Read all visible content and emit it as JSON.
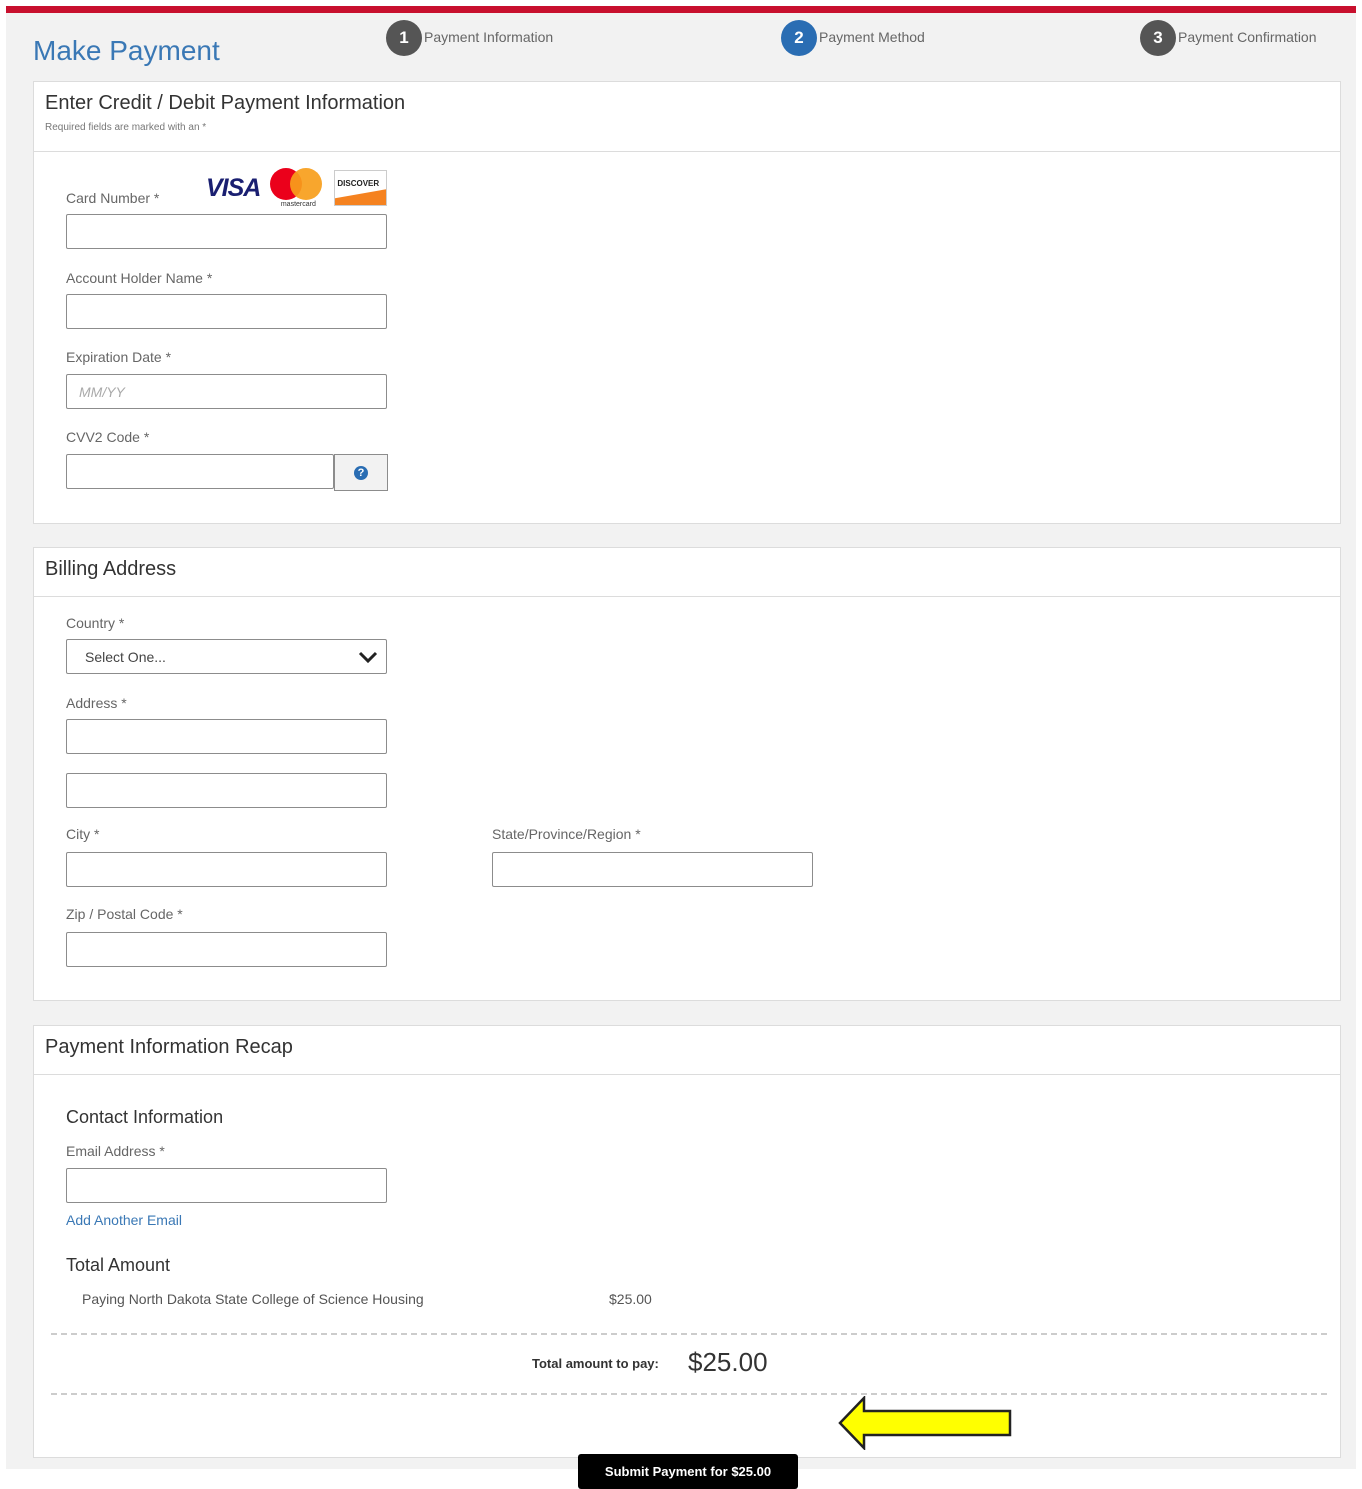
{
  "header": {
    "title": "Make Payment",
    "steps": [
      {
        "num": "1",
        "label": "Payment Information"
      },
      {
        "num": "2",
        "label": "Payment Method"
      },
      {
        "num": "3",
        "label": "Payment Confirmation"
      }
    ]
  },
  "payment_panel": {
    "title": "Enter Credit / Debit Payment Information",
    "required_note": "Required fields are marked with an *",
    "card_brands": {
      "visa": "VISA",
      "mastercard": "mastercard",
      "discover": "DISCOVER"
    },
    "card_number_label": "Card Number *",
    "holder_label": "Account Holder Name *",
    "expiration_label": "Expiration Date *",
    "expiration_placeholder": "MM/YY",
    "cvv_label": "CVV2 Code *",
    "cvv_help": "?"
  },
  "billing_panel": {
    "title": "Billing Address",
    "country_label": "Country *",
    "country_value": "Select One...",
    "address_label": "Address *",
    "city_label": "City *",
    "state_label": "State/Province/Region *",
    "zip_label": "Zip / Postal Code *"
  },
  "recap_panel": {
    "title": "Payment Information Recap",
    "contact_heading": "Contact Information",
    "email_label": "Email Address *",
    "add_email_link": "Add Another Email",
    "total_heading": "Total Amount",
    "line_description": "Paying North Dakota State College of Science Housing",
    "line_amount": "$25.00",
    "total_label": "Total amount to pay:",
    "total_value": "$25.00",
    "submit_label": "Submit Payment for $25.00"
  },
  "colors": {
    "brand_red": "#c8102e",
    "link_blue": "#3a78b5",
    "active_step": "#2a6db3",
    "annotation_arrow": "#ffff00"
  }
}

» Problem to work on
Write down only the number of lines that contain the string "Email" in the listing.

» Answer to the exercise
2